■ **GIVEN INFORMATION**:
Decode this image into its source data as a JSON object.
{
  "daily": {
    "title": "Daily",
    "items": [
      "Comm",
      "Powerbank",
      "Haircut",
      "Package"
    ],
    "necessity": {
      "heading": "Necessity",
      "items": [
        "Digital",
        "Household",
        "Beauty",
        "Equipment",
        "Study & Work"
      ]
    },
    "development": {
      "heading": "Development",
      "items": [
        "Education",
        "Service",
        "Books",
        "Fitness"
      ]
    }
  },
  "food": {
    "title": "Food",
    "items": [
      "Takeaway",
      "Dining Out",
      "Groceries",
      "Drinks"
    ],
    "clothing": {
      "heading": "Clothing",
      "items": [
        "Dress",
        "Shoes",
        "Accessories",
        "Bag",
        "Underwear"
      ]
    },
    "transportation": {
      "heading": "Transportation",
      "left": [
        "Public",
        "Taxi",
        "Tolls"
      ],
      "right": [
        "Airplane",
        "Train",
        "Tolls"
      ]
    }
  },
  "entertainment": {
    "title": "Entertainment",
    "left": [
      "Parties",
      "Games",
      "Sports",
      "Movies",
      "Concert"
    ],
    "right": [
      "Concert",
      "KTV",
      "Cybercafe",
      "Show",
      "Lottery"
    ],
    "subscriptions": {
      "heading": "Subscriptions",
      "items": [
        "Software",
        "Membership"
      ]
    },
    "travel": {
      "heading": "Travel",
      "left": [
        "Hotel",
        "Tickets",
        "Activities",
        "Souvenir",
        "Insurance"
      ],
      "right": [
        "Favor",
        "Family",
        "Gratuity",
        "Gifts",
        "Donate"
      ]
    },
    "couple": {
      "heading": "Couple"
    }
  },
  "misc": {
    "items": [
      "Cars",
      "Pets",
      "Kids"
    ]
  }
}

■ **SET EXERCISE**: Quote every line of the data, word for word.

■ **ANSWER TO THIS EXERCISE**:
Decode this image into its source data as a JSON object.
{
  "daily": {
    "title": "Daily",
    "items": [
      "Comm",
      "Powerbank",
      "Haircut",
      "Package"
    ],
    "necessity": {
      "heading": "Necessity",
      "items": [
        "Digital",
        "Household",
        "Beauty",
        "Equipment",
        "Study & Work"
      ]
    },
    "development": {
      "heading": "Development",
      "items": [
        "Education",
        "Service",
        "Books",
        "Fitness"
      ]
    }
  },
  "food": {
    "title": "Food",
    "items": [
      "Takeaway",
      "Dining Out",
      "Groceries",
      "Drinks"
    ],
    "clothing": {
      "heading": "Clothing",
      "items": [
        "Dress",
        "Shoes",
        "Accessories",
        "Bag",
        "Underwear"
      ]
    },
    "transportation": {
      "heading": "Transportation",
      "left": [
        "Public",
        "Taxi",
        "Tolls"
      ],
      "right": [
        "Airplane",
        "Train",
        "Tolls"
      ]
    }
  },
  "entertainment": {
    "title": "Entertainment",
    "left": [
      "Parties",
      "Games",
      "Sports",
      "Movies",
      "Concert"
    ],
    "right": [
      "Concert",
      "KTV",
      "Cybercafe",
      "Show",
      "Lottery"
    ],
    "subscriptions": {
      "heading": "Subscriptions",
      "items": [
        "Software",
        "Membership"
      ]
    },
    "travel": {
      "heading": "Travel",
      "left": [
        "Hotel",
        "Tickets",
        "Activities",
        "Souvenir",
        "Insurance"
      ],
      "right": [
        "Favor",
        "Family",
        "Gratuity",
        "Gifts",
        "Donate"
      ]
    },
    "couple": {
      "heading": "Couple"
    }
  },
  "misc": {
    "items": [
      "Cars",
      "Pets",
      "Kids"
    ]
  }
}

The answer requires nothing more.